◆ WORK REQUIRED ◆
What follows is a set of records; restate each one word for word and drop the pictures.

[Stored data]
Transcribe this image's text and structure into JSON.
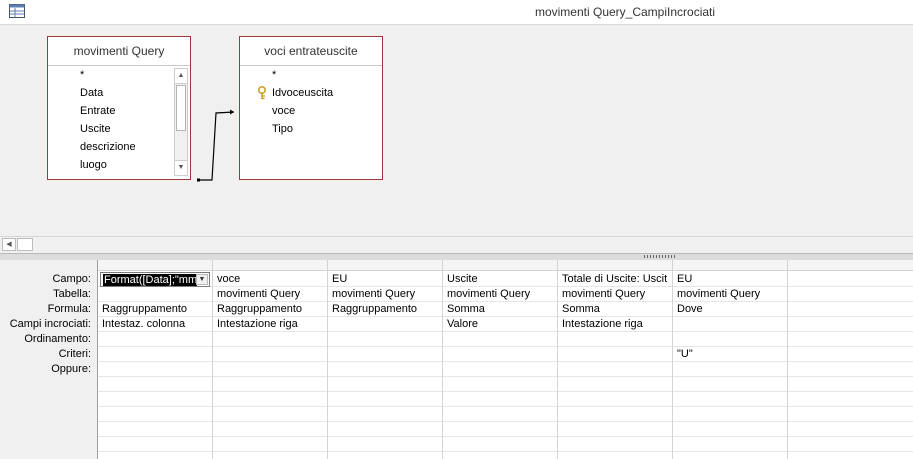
{
  "window": {
    "title": "movimenti Query_CampiIncrociati",
    "app_icon": "query-design-icon"
  },
  "tables": [
    {
      "name": "movimenti Query",
      "fields": [
        "*",
        "Data",
        "Entrate",
        "Uscite",
        "descrizione",
        "luogo"
      ]
    },
    {
      "name": "voci entrateuscite",
      "fields": [
        "*",
        "Idvoceuscita",
        "voce",
        "Tipo"
      ],
      "key_field": "Idvoceuscita"
    }
  ],
  "grid": {
    "row_labels": [
      "Campo:",
      "Tabella:",
      "Formula:",
      "Campi incrociati:",
      "Ordinamento:",
      "Criteri:",
      "Oppure:"
    ],
    "columns": [
      {
        "campo": "Format([Data];\"mmm",
        "tabella": "",
        "formula": "Raggruppamento",
        "campi_incrociati": "Intestaz. colonna",
        "ordinamento": "",
        "criteri": "",
        "oppure": ""
      },
      {
        "campo": "voce",
        "tabella": "movimenti Query",
        "formula": "Raggruppamento",
        "campi_incrociati": "Intestazione riga",
        "ordinamento": "",
        "criteri": "",
        "oppure": ""
      },
      {
        "campo": "EU",
        "tabella": "movimenti Query",
        "formula": "Raggruppamento",
        "campi_incrociati": "",
        "ordinamento": "",
        "criteri": "",
        "oppure": ""
      },
      {
        "campo": "Uscite",
        "tabella": "movimenti Query",
        "formula": "Somma",
        "campi_incrociati": "Valore",
        "ordinamento": "",
        "criteri": "",
        "oppure": ""
      },
      {
        "campo": "Totale di Uscite: Uscit",
        "tabella": "movimenti Query",
        "formula": "Somma",
        "campi_incrociati": "Intestazione riga",
        "ordinamento": "",
        "criteri": "",
        "oppure": ""
      },
      {
        "campo": "EU",
        "tabella": "movimenti Query",
        "formula": "Dove",
        "campi_incrociati": "",
        "ordinamento": "",
        "criteri": "\"U\"",
        "oppure": ""
      }
    ]
  }
}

◆ WRITTEN RESPONSE ◆
Transcribe this image's text and structure into JSON.
{
  "window": {
    "title": "movimenti Query_CampiIncrociati",
    "app_icon": "query-design-icon"
  },
  "tables": [
    {
      "name": "movimenti Query",
      "fields": [
        "*",
        "Data",
        "Entrate",
        "Uscite",
        "descrizione",
        "luogo"
      ]
    },
    {
      "name": "voci entrateuscite",
      "fields": [
        "*",
        "Idvoceuscita",
        "voce",
        "Tipo"
      ],
      "key_field": "Idvoceuscita"
    }
  ],
  "grid": {
    "row_labels": [
      "Campo:",
      "Tabella:",
      "Formula:",
      "Campi incrociati:",
      "Ordinamento:",
      "Criteri:",
      "Oppure:"
    ],
    "columns": [
      {
        "campo": "Format([Data];\"mmm",
        "tabella": "",
        "formula": "Raggruppamento",
        "campi_incrociati": "Intestaz. colonna",
        "ordinamento": "",
        "criteri": "",
        "oppure": ""
      },
      {
        "campo": "voce",
        "tabella": "movimenti Query",
        "formula": "Raggruppamento",
        "campi_incrociati": "Intestazione riga",
        "ordinamento": "",
        "criteri": "",
        "oppure": ""
      },
      {
        "campo": "EU",
        "tabella": "movimenti Query",
        "formula": "Raggruppamento",
        "campi_incrociati": "",
        "ordinamento": "",
        "criteri": "",
        "oppure": ""
      },
      {
        "campo": "Uscite",
        "tabella": "movimenti Query",
        "formula": "Somma",
        "campi_incrociati": "Valore",
        "ordinamento": "",
        "criteri": "",
        "oppure": ""
      },
      {
        "campo": "Totale di Uscite: Uscit",
        "tabella": "movimenti Query",
        "formula": "Somma",
        "campi_incrociati": "Intestazione riga",
        "ordinamento": "",
        "criteri": "",
        "oppure": ""
      },
      {
        "campo": "EU",
        "tabella": "movimenti Query",
        "formula": "Dove",
        "campi_incrociati": "",
        "ordinamento": "",
        "criteri": "\"U\"",
        "oppure": ""
      }
    ]
  }
}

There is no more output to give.